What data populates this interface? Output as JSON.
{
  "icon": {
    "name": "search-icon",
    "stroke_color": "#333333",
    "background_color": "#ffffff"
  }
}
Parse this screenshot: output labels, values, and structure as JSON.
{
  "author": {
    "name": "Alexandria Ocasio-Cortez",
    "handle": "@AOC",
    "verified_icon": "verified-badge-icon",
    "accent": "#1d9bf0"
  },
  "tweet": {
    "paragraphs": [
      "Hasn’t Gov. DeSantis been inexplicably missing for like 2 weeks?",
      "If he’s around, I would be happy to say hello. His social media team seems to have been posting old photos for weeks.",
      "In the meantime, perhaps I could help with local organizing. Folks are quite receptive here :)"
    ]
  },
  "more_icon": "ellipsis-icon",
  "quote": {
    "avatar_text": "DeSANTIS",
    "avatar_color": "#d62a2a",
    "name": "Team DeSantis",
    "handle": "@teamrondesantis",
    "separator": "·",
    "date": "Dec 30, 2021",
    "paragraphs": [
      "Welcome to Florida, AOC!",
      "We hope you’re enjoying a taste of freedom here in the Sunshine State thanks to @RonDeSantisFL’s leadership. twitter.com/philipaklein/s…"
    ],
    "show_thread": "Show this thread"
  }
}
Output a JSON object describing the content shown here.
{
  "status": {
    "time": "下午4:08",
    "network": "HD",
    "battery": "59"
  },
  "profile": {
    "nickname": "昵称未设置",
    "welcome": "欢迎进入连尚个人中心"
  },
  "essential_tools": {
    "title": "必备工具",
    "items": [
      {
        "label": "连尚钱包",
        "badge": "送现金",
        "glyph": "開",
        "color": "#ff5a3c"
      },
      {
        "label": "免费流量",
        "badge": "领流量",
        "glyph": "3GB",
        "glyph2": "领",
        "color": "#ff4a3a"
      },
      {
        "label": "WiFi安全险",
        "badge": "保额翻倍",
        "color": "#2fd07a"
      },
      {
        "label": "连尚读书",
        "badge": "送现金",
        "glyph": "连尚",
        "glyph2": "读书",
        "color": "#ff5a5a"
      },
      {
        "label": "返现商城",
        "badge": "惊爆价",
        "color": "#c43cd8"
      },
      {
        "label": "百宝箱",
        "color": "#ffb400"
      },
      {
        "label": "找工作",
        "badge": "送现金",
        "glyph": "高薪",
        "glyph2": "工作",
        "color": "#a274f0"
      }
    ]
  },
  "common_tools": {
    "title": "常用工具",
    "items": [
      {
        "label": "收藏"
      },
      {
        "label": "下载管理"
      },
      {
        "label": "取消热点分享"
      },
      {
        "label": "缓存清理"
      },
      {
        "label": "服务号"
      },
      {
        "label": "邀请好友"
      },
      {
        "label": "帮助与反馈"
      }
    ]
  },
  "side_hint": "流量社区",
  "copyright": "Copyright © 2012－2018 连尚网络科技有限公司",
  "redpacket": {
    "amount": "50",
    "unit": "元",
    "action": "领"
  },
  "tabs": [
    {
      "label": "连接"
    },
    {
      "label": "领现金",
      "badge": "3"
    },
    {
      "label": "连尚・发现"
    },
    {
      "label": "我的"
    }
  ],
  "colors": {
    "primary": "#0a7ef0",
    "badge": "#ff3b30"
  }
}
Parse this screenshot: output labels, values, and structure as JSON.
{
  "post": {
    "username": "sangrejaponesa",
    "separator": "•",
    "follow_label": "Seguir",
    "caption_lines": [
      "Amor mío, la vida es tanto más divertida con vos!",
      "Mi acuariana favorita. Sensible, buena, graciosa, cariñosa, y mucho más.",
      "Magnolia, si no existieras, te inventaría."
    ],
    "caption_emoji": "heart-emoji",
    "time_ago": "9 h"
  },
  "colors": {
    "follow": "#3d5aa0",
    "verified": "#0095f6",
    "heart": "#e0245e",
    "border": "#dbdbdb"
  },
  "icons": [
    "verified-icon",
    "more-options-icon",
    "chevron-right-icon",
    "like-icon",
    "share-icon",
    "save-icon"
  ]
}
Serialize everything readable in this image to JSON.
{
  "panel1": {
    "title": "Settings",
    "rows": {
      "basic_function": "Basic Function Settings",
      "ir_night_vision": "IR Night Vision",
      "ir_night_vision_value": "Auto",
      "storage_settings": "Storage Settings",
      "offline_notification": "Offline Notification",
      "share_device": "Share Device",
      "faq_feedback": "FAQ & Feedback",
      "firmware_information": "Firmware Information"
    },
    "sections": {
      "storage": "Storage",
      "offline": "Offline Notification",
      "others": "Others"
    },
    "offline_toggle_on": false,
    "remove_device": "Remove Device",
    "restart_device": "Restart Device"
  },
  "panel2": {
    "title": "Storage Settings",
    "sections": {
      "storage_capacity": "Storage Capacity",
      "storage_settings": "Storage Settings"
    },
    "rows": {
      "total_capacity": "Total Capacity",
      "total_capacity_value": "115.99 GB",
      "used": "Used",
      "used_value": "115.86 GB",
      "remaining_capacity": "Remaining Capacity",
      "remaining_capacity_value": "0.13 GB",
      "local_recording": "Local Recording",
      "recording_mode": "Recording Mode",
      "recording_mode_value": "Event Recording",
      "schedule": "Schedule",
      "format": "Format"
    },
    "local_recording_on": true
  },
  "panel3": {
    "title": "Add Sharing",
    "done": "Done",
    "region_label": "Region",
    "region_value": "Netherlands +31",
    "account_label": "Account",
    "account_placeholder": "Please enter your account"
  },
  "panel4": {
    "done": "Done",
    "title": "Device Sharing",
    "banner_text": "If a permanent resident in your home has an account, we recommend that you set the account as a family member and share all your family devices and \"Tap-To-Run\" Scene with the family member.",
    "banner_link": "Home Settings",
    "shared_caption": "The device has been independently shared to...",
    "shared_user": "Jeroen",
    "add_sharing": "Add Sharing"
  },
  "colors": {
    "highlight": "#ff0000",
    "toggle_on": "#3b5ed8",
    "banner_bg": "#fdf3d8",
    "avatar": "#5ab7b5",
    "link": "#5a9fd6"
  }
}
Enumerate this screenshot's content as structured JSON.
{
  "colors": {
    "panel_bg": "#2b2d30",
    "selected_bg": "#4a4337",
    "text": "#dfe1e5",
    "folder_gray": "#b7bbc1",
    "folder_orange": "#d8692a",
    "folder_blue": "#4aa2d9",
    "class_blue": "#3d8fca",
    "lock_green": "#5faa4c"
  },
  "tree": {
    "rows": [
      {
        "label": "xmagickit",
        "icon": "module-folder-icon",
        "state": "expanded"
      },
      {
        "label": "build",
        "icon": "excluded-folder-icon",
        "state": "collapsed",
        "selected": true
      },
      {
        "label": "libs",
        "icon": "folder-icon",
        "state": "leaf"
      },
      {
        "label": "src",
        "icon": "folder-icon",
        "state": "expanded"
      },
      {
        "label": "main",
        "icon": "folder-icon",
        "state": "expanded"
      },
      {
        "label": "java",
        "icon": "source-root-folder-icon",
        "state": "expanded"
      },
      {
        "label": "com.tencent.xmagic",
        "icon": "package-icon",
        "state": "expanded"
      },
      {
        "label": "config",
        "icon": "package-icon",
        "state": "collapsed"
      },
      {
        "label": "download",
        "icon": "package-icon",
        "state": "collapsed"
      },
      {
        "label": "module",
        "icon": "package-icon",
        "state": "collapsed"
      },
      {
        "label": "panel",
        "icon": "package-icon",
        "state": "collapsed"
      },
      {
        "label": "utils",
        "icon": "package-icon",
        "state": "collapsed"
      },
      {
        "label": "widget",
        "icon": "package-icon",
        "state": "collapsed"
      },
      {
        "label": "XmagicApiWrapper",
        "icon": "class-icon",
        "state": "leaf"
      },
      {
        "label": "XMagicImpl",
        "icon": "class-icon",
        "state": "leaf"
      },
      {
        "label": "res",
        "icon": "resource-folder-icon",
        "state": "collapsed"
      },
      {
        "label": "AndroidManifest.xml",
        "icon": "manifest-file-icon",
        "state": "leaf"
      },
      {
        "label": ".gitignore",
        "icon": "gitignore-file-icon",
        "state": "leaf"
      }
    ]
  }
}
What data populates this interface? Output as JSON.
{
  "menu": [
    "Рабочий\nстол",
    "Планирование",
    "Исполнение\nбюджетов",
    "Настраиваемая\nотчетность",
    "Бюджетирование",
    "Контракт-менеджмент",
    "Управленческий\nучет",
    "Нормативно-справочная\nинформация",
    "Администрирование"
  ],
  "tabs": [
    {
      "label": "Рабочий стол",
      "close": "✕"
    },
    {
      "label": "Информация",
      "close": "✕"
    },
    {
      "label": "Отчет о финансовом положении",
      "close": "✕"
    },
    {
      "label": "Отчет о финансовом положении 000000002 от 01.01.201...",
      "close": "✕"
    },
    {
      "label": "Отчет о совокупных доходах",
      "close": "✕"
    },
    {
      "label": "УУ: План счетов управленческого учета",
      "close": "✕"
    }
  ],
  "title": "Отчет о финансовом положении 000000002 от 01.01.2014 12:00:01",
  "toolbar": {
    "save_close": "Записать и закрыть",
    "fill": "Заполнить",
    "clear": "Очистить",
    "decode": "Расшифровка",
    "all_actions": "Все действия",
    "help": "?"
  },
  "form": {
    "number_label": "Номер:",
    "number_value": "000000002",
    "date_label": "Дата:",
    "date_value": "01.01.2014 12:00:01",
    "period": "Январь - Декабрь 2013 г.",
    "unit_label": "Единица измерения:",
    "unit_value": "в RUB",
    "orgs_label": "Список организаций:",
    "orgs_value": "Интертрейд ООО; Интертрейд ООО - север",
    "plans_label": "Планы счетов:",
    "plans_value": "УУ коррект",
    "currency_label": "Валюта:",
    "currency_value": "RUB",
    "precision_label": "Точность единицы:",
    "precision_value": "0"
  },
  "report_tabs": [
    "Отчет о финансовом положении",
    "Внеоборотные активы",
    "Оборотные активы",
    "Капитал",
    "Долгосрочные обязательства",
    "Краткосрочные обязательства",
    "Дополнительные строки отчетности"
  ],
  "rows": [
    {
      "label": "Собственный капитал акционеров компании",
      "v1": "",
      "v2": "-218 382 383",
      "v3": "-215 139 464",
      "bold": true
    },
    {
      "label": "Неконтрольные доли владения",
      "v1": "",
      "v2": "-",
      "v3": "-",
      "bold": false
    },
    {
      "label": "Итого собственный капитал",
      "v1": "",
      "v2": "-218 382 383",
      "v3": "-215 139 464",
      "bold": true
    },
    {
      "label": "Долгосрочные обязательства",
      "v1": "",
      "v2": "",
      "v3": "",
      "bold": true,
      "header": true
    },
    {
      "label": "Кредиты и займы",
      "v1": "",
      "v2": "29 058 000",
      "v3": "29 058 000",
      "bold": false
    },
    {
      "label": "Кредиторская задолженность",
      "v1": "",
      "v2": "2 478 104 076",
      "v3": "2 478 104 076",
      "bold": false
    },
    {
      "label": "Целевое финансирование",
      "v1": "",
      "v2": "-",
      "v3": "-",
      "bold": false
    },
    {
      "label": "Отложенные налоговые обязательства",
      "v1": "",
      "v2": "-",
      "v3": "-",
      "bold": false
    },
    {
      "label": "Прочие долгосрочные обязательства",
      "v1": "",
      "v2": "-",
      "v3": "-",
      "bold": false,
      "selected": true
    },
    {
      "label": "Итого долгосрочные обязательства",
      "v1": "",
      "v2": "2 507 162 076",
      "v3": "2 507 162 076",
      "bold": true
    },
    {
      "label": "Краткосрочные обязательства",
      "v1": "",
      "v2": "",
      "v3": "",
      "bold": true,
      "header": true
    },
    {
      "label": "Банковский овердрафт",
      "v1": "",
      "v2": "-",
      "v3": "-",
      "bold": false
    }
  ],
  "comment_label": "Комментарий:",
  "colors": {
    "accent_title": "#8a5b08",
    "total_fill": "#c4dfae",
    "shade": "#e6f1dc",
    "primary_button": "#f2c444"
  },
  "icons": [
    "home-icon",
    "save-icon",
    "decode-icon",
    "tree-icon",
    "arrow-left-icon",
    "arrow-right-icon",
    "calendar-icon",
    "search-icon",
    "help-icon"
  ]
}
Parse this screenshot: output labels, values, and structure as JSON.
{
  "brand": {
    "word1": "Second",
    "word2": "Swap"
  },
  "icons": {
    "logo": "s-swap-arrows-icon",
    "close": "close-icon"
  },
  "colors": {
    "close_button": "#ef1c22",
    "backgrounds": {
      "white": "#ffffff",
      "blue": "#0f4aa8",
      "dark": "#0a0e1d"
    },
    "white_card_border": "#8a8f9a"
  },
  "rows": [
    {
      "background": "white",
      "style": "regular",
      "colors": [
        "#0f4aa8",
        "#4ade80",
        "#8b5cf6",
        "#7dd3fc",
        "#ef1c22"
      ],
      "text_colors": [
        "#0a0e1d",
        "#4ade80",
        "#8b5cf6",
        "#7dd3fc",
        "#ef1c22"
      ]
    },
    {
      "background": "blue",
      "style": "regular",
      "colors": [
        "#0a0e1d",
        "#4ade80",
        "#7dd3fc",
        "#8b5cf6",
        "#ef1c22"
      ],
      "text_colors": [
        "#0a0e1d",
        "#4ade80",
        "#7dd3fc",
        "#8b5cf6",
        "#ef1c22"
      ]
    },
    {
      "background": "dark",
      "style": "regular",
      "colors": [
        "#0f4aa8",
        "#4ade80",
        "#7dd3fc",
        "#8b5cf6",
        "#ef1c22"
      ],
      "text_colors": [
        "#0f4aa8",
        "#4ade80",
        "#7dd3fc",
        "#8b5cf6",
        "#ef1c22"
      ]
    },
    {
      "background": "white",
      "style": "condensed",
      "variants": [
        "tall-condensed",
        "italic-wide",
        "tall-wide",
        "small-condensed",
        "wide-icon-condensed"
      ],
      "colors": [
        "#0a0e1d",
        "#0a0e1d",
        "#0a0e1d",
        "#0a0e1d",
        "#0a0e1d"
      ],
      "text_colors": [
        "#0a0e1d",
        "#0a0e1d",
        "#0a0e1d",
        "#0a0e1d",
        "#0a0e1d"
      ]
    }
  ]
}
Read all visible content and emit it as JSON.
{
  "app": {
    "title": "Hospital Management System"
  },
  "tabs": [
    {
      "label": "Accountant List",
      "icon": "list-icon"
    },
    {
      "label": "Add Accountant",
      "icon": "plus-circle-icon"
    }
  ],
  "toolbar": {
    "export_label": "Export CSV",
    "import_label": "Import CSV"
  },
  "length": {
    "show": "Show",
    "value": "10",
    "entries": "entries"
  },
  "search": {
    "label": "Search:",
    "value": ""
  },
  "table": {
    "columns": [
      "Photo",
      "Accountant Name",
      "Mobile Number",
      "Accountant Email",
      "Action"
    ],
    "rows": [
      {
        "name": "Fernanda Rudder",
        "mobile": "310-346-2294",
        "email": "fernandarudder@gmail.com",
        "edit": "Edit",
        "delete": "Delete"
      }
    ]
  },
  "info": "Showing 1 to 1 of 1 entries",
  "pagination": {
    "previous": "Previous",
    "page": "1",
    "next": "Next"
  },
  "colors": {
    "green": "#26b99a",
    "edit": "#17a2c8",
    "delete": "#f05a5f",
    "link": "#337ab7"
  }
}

:::

# [WRITTEN TASK]
Search the records above for the string "активы". Copy every line that contains it.

# [CORRECT RESPONSE]
    "Внеоборотные активы",
    "Оборотные активы",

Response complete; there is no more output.